--- START OF GIVEN TEXT ---
Logos is a very common Greek word, which has a range of meanings from a speech, to the formula or structure of something, like a recipe. The philosophical usage tends to fall more on this latter end of the spectrum. I think that Christianity’s use of the term has introduced a great deal of unnecessary confusion, due in large part to poorly digested Stoicism. It’s really not a particularly mysterious term. We have all of these sciences with -logy at the end, which simply mean the discourse about that topic, or, more perceptively, the manner in which that topic is appropriately organized, the way of putting its contents together so as to exhibit the activity of principles.


MSA: Theurgy as a living tradition is dead, as far as we know. How can modern people apply the teachings of Plotinus, Iamblichus, Proclus, or Damascius to their daily lives or spiritual routines?  Neo-Platonism provides so many answers, but very few specific answers and not only are “theurgic” traditions dead but even the religious traditions of the late Roman era are largely gone. On the other hand, there are bits and pieces of both theurgy and Egyptian, Greek, and Roman religious culture that are extant in the archaeological and written record. Do you think reconstruction of either ancient religion or Neo-Platonic rites can be done correctly or incorrectly? How can modern Neo-Platonic enthusiasts approach this problem, since they have neither a complete picture of public nor private traditions?


EB: I think that there is a misunderstanding about what the “tradition” of theurgy even was. Theurgy is a way of doing your religious tradition, rather than a tradition in itself. Hence there are no rituals that belong to theurgy, just rituals belonging to whatever traditions that a theurgist does with a characteristic understanding of what the ritual means and what it does. To do theurgy, worship the Gods as ends in Themselves, rather than as means to any other end. That’s it. As for reconstructing sundered polytheistic traditions, it’s essentially the same answer: worship the Gods of that tradition. You don’t need all the information, nor do you need permission. The Gods Themselves are capable of teaching you what you need to know, if you cultivate the skill of listening to Them. Orient yourself toward the Gods, and you are guaranteed to be going in the right direction.
--- END OF GIVEN TEXT ---
--- START OF RECORDS SHOWN ---
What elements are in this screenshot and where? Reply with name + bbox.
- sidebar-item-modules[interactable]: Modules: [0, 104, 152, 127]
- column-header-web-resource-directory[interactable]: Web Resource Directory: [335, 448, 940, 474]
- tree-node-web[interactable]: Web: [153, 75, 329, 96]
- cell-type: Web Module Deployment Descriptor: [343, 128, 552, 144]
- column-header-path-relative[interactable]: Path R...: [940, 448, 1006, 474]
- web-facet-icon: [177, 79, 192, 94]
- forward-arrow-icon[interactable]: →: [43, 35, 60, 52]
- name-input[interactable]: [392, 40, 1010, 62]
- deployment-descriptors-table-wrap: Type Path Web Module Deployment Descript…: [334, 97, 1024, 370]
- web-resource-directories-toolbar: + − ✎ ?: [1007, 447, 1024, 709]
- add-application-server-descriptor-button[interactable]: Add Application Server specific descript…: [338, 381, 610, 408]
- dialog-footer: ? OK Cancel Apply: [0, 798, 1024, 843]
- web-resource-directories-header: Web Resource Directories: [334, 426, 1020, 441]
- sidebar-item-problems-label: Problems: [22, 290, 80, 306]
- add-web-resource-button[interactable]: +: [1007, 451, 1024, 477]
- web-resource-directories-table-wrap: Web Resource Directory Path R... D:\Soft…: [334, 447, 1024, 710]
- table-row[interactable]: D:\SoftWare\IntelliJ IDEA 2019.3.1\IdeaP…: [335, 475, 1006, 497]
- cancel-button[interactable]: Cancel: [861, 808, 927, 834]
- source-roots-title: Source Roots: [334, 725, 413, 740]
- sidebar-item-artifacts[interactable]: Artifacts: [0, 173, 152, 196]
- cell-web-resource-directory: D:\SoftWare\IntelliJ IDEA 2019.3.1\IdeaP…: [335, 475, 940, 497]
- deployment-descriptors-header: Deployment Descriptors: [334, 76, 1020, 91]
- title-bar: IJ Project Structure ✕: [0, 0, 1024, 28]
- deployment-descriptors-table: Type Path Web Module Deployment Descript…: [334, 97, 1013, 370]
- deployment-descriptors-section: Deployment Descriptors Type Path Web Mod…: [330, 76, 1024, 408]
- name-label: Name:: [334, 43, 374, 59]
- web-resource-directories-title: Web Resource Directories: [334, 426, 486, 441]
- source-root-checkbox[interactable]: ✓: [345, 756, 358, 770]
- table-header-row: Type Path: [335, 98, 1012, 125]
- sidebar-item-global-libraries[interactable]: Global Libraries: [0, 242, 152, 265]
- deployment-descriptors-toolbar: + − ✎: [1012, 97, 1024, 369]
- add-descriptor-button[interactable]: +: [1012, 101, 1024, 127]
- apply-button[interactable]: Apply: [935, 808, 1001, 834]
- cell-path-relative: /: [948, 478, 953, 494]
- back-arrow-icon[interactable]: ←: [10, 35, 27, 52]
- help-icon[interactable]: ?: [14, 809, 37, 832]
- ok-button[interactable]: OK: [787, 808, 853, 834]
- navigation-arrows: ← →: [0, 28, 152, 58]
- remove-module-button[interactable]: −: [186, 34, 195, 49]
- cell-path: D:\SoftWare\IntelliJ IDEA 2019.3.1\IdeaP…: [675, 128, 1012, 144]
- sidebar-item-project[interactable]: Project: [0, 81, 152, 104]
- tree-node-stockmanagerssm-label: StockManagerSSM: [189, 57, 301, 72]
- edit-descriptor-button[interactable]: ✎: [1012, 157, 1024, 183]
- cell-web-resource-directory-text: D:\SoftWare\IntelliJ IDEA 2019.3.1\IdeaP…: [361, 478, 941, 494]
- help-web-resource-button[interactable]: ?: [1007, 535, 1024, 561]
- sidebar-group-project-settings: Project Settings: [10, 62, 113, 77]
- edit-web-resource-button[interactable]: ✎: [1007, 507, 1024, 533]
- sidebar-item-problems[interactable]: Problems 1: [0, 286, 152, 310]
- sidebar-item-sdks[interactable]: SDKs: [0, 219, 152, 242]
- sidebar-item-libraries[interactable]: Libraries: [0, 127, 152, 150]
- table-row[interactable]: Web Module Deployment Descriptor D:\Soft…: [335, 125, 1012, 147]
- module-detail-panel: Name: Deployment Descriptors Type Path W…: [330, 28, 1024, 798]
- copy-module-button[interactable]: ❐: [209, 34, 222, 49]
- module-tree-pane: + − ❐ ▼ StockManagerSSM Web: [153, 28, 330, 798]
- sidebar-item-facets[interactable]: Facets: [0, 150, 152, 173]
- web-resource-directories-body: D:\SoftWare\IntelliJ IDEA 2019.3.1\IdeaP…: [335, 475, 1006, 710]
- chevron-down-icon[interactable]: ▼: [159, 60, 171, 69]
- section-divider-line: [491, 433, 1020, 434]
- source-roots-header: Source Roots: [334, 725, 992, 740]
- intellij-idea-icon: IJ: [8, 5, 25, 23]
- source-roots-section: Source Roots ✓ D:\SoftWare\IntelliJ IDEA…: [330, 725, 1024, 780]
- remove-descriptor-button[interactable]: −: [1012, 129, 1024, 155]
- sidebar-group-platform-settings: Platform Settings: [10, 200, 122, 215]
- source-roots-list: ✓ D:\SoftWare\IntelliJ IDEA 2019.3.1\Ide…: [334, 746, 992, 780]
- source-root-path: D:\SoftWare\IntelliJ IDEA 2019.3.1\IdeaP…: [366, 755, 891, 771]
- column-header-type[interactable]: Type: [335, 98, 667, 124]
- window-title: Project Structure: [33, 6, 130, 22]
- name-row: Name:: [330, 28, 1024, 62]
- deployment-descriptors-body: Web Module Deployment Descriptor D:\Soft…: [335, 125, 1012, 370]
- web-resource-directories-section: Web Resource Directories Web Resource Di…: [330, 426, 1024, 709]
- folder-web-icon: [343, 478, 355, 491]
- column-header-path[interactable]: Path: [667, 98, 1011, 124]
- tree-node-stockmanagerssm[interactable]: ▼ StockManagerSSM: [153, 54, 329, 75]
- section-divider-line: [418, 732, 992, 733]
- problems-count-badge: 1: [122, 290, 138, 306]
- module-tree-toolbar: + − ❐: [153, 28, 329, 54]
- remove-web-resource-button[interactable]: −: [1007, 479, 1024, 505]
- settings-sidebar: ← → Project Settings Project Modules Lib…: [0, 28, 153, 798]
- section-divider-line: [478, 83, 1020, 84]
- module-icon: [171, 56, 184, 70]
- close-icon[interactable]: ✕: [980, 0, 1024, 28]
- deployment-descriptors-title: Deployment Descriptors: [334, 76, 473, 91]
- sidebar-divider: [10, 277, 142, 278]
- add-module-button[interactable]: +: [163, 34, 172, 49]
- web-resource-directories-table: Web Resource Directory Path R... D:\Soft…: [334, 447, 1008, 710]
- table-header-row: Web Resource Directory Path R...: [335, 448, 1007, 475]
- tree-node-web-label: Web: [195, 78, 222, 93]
--- END OF RECORDS SHOWN ---
### REQUIRED WORK
1) Answer these questions from the interview, one line each:
(a) What does the interview say Christianity's use of the term logos has introduced?
(b) What does EB say theurgy is, rather than a tradition in itself?
(c) According to EB, how does one do theurgy?
2) Decide whether each statement agrees with the interview, answering yes or no and quoting the words that settle it:
(a) The philosophical usage of logos leans toward the meaning of a speech.
(b) MSA says that bits of Egyptian, Greek, and Roman religious culture survive in the archaeological and written record.
(c) EB says permission is needed to reconstruct a sundered polytheistic tradition.
3) Please return the passage of the interview starting at "Logos is a very" and ending at "activity of principles.".

### COMPLETED EXERCISE
1)
(a) A great deal of unnecessary confusion, due in large part to poorly digested Stoicism.
(b) A way of doing your religious tradition.
(c) By worshiping the Gods as ends in Themselves, rather than as means to any other end.

2)
(a) No: "The philosophical usage tends to fall more on this latter end of the spectrum."
(b) Yes: "there are bits and pieces of both theurgy and Egyptian, Greek, and Roman religious culture that are extant in the archaeological and written record"
(c) No: "You don’t need all the information, nor do you need permission."

3)
Logos is a very common Greek word, which has a range of meanings from a speech, to the formula or structure of something, like a recipe. The philosophical usage tends to fall more on this latter end of the spectrum. I think that Christianity’s use of the term has introduced a great deal of unnecessary confusion, due in large part to poorly digested Stoicism. It’s really not a particularly mysterious term. We have all of these sciences with -logy at the end, which simply mean the discourse about that topic, or, more perceptively, the manner in which that topic is appropriately organized, the way of putting its contents together so as to exhibit the activity of principles.